_WRITTEN TASK:_
Identify every row below that contains the word "point" and copy each of those rows in full. The match is case-sensitive.

_INFORMATION GIVEN:_
----------

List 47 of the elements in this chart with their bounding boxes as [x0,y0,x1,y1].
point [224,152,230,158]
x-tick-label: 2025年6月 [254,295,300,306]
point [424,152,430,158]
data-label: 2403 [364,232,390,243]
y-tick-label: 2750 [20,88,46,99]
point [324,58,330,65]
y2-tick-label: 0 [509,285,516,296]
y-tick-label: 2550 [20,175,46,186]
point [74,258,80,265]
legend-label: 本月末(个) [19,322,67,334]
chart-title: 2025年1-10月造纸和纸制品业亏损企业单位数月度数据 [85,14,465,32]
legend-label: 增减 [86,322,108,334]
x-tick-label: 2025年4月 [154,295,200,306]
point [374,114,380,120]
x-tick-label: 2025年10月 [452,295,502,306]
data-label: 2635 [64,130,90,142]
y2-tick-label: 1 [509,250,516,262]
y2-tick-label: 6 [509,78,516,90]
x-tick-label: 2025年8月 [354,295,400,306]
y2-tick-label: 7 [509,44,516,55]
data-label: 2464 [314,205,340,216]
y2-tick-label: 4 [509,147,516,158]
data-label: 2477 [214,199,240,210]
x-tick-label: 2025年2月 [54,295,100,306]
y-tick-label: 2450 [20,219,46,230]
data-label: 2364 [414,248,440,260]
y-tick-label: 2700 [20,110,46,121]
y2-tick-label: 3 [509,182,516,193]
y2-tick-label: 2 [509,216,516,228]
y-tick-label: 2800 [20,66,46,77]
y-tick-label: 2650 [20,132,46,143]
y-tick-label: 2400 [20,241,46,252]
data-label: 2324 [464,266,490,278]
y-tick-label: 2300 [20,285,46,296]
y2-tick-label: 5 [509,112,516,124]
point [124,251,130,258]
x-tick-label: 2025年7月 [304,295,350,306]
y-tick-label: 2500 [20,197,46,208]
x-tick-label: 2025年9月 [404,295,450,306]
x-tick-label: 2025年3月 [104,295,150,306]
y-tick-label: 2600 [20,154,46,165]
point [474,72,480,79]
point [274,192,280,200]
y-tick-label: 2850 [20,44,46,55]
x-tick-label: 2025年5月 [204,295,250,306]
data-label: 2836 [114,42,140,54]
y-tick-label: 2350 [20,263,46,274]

----------

_EXERCISE RESULT:_
point [224,152,230,158]
point [424,152,430,158]
point [324,58,330,65]
point [74,258,80,265]
point [374,114,380,120]
point [124,251,130,258]
point [474,72,480,79]
point [274,192,280,200]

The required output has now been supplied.